— BEGIN RECORD LIST —

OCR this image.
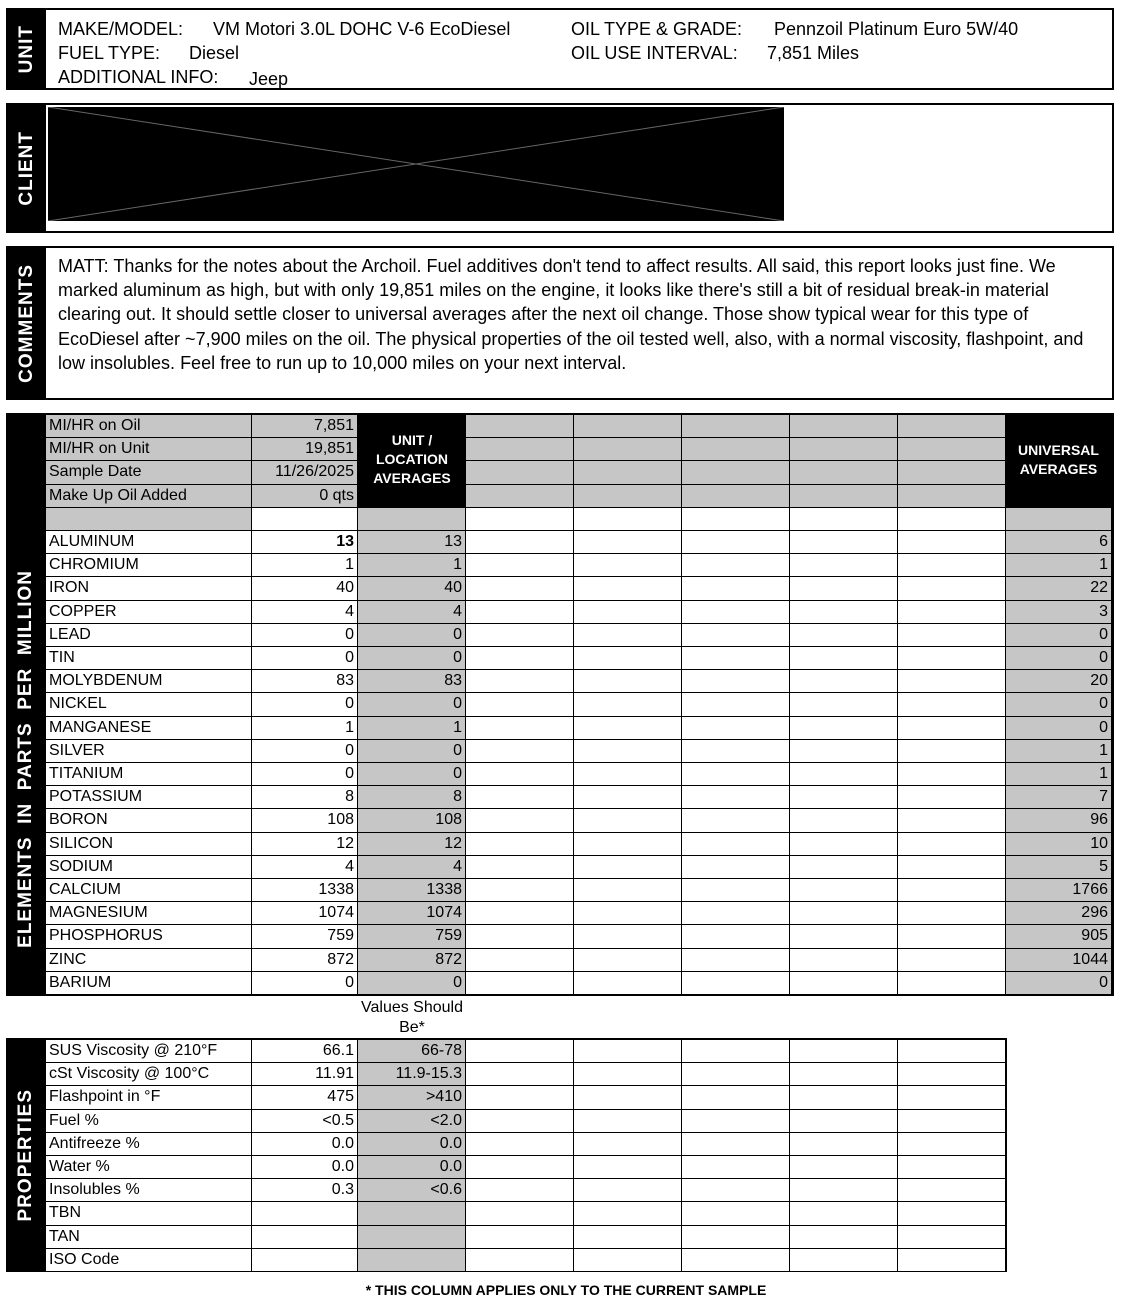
UNIT MAKE/MODEL: VM Motori 3.0L DOHC V-6 EcoDiesel
FUEL TYPE: Diesel
ADDITIONAL INFO: Jeep
OIL TYPE & GRADE: Pennzoil Platinum Euro 5W/40
OIL USE INTERVAL: 7,851 Miles
CLIENT
COMMENTS MATT: Thanks for the notes about the Archoil. Fuel additives don't tend to affect results. All said, this report looks just fine. We marked aluminum as high, but with only 19,851 miles on the engine, it looks like there's still a bit of residual break-in material clearing out. It should settle closer to universal averages after the next oil change. Those show typical wear for this type of EcoDiesel after ~7,900 miles on the oil. The physical properties of the oil tested well, also, with a normal viscosity, flashpoint, and low insolubles. Feel free to run up to 10,000 miles on your next interval.
ELEMENTS  IN  PARTS  PER  MILLION
UNIT / LOCATION AVERAGES
UNIVERSAL AVERAGES
MI/HR on Oil	7,851
MI/HR on Unit	19,851
Sample Date	11/26/2025
Make Up Oil Added	0 qts
ALUMINUM	13	13	6
CHROMIUM	1	1	1
IRON	40	40	22
COPPER	4	4	3
LEAD	0	0	0
TIN	0	0	0
MOLYBDENUM	83	83	20
NICKEL	0	0	0
MANGANESE	1	1	0
SILVER	0	0	1
TITANIUM	0	0	1
POTASSIUM	8	8	7
BORON	108	108	96
SILICON	12	12	10
SODIUM	4	4	5
CALCIUM	1338	1338	1766
MAGNESIUM	1074	1074	296
PHOSPHORUS	759	759	905
ZINC	872	872	1044
BARIUM	0	0	0
PROPERTIES
SUS Viscosity @ 210°F	66.1	66-78
cSt Viscosity @ 100°C	11.91	11.9-15.3
Flashpoint in °F	475	>410
Fuel %	<0.5	<2.0
Antifreeze %	0.0	0.0
Water %	0.0	0.0
Insolubles %	0.3	<0.6
TBN
TAN
ISO Code
Values Should Be*
* THIS COLUMN APPLIES ONLY TO THE CURRENT SAMPLE
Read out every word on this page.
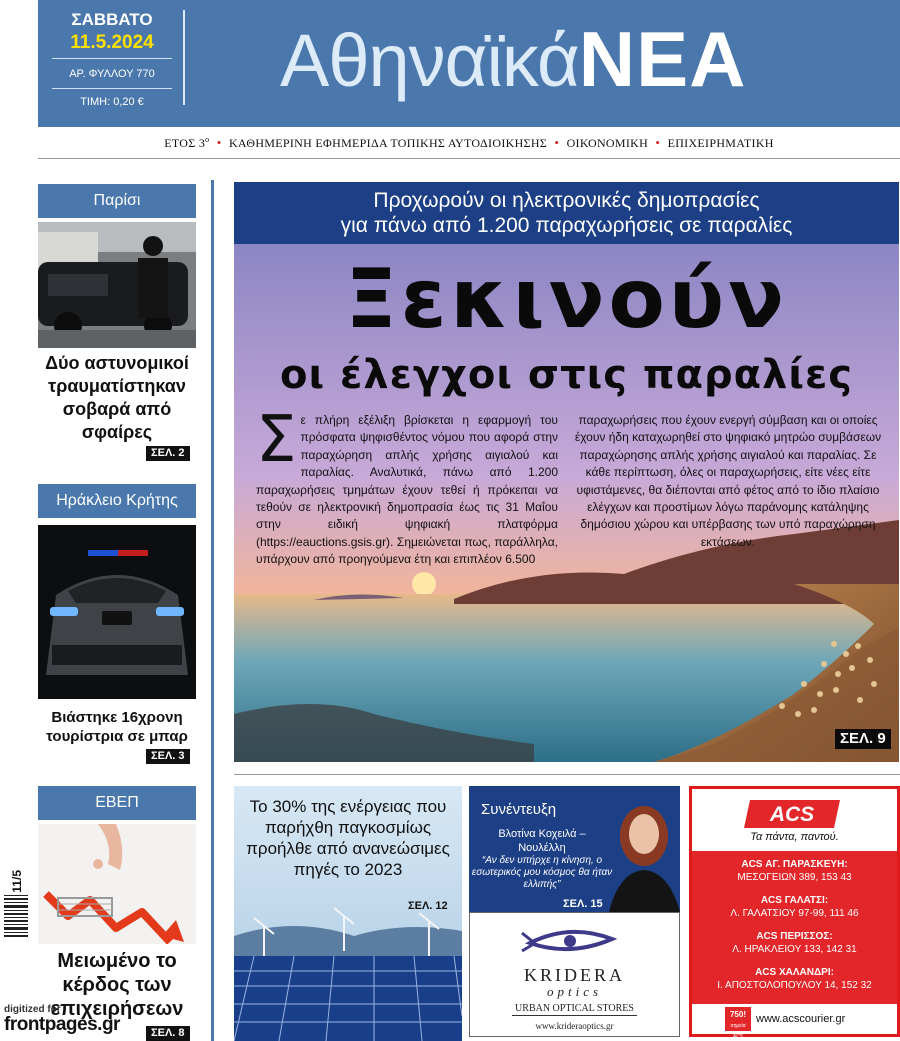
ΣΑΒΒΑΤΟ
11.5.2024
ΑΡ. ΦΥΛΛΟΥ 770
ΤΙΜΗ: 0,20 €	ΑθηναϊκάΝΕΑ
ΕΤΟΣ $3^o$ • ΚΑΘΗΜΕΡΙΝΗ ΕΦΗΜΕΡΙΔΑ ΤΟΠΙΚΗΣ ΑΥΤΟΔΙΟΙΚΗΣΗΣ • ΟΙΚΟΝΟΜΙΚΗ • ΕΠΙΧΕΙΡΗΜΑΤΙΚΗ
Παρίσι
Δύο αστυνομικοί τραυματίστηκαν σοβαρά από σφαίρες
ΣΕΛ. 2
Ηράκλειο Κρήτης
Βιάστηκε 16χρονη τουρίστρια σε μπαρ
ΣΕΛ. 3
ΕΒΕΠ
Μειωμένο το κέρδος των επιχειρήσεων
ΣΕΛ. 8
Προχωρούν οι ηλεκτρονικές δημοπρασίες
για πάνω από 1.200 παραχωρήσεις σε παραλίες
Ξεκινούν
οι έλεγχοι στις παραλίες
Σε πλήρη εξέλιξη βρίσκεται η εφαρμογή του πρόσφατα ψηφισθέντος νόμου που αφορά στην παραχώρηση απλής χρήσης αιγιαλού και παραλίας. Αναλυτικά, πάνω από 1.200 παραχωρήσεις τμημάτων έχουν τεθεί ή πρόκειται να τεθούν σε ηλεκτρονική δημοπρασία έως τις 31 Μαΐου στην ειδική ψηφιακή πλατφόρμα (https://eauctions.gsis.gr). Σημειώνεται πως, παράλληλα, υπάρχουν από προηγούμενα έτη και επιπλέον 6.500
παραχωρήσεις που έχουν ενεργή σύμβαση και οι οποίες έχουν ήδη καταχωρηθεί στο ψηφιακό μητρώο συμβάσεων παραχώρησης απλής χρήσης αιγιαλού και παραλίας. Σε κάθε περίπτωση, όλες οι παραχωρήσεις, είτε νέες είτε υφιστάμενες, θα διέπονται από φέτος από το ίδιο πλαίσιο ελέγχων και προστίμων λόγω παράνομης κατάληψης δημόσιου χώρου και υπέρβασης των υπό παραχώρηση εκτάσεων.
ΣΕΛ. 9
Το 30% της ενέργειας που παρήχθη παγκοσμίως προήλθε από ανανεώσιμες πηγές το 2023
ΣΕΛ. 12
Συνέντευξη
Βλοτίνα Κοχειλά – Νουλέλλη
“Αν δεν υπήρχε η κίνηση, ο εσωτερικός μου κόσμος θα ήταν ελλιπής”
ΣΕΛ. 15
KRIDERA
optics
URBAN OPTICAL STORES
www.kridera​optics.gr
ACS
Τα πάντα, παντού.
ACS ΑΓ. ΠΑΡΑΣΚΕΥΗ:
ΜΕΣΟΓΕΙΩΝ 389, 153 43
ACS ΓΑΛΑΤΣΙ:
Λ. ΓΑΛΑΤΣΙΟΥ 97-99, 111 46
ACS ΠΕΡΙΣΣΟΣ:
Λ. ΗΡΑΚΛΕΙΟΥ 133, 142 31
ACS ΧΑΛΑΝΔΡΙ:
Ι. ΑΠΟΣΤΟΛΟΠΟΥΛΟΥ 14, 152 32
750!
σημεία ACS
www.acscourier.gr
11/5
digitized for
frontpages.gr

— END RECORD LIST —

### TASK DETAILS
Copy each line that holds the word "έχουν".

### RESPONSE BELOW
Σε πλήρη εξέλιξη βρίσκεται η εφαρμογή του πρόσφατα ψηφισθέντος νόμου που αφορά στην παραχώρηση απλής χρήσης αιγιαλού και παραλίας. Αναλυτικά, πάνω από 1.200 παραχωρήσεις τμημάτων έχουν τεθεί ή πρόκειται να τεθούν σε ηλεκτρονική δημοπρασία έως τις 31 Μαΐου στην ειδική ψηφιακή πλατφόρμα (https://eauctions.gsis.gr). Σημειώνεται πως, παράλληλα, υπάρχουν από προηγούμενα έτη και επιπλέον 6.500
παραχωρήσεις που έχουν ενεργή σύμβαση και οι οποίες έχουν ήδη καταχωρηθεί στο ψηφιακό μητρώο συμβάσεων παραχώρησης απλής χρήσης αιγιαλού και παραλίας. Σε κάθε περίπτωση, όλες οι παραχωρήσεις, είτε νέες είτε υφιστάμενες, θα διέπονται από φέτος από το ίδιο πλαίσιο ελέγχων και προστίμων λόγω παράνομης κατάληψης δημόσιου χώρου και υπέρβασης των υπό παραχώρηση εκτάσεων.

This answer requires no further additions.